■ **Dataset records**:
--- Start ---

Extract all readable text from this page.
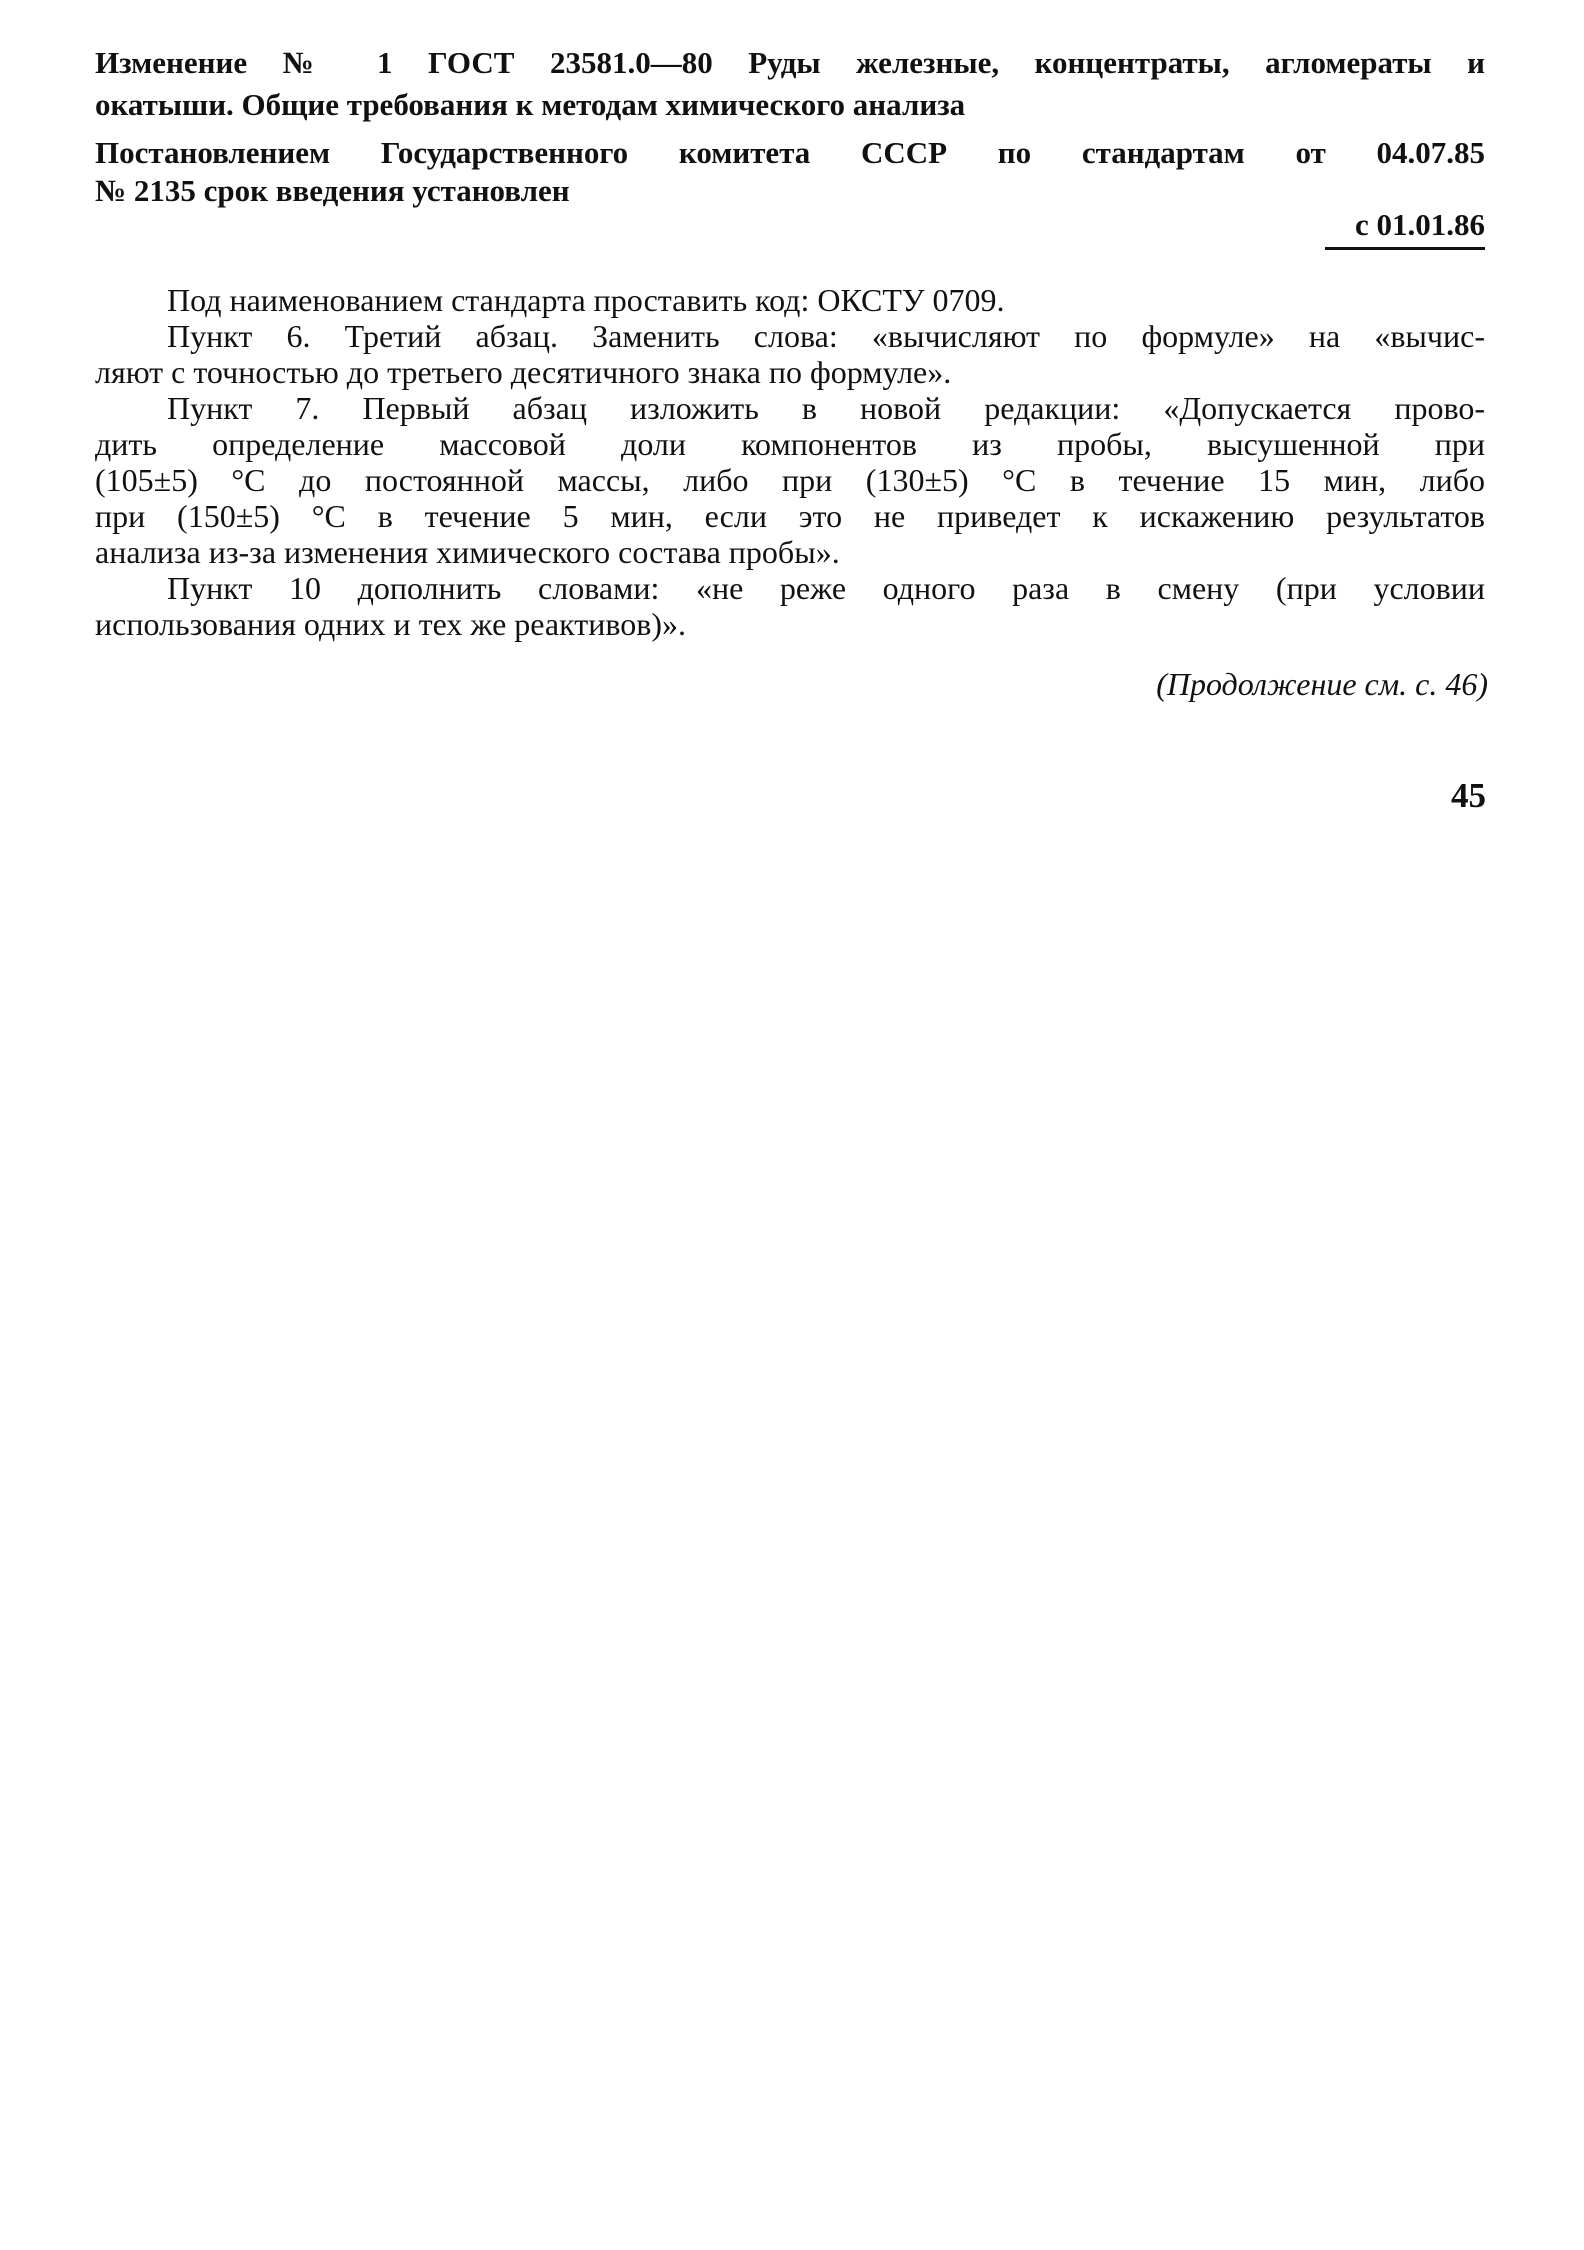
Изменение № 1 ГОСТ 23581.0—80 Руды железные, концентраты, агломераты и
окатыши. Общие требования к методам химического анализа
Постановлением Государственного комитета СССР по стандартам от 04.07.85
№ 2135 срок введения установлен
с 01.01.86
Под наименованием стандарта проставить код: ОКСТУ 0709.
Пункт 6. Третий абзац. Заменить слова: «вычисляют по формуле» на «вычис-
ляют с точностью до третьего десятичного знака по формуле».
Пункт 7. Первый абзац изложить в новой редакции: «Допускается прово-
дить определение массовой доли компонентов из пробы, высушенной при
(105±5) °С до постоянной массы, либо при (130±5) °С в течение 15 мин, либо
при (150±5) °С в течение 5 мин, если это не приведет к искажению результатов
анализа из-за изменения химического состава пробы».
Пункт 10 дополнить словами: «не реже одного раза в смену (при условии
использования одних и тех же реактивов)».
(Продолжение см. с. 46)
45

--- End ---

■ **INSTRUCTION**:
Count the lines of the data that contain the string "течение", and reply with that number alone.

■ **WRITTEN SOLUTION**:
2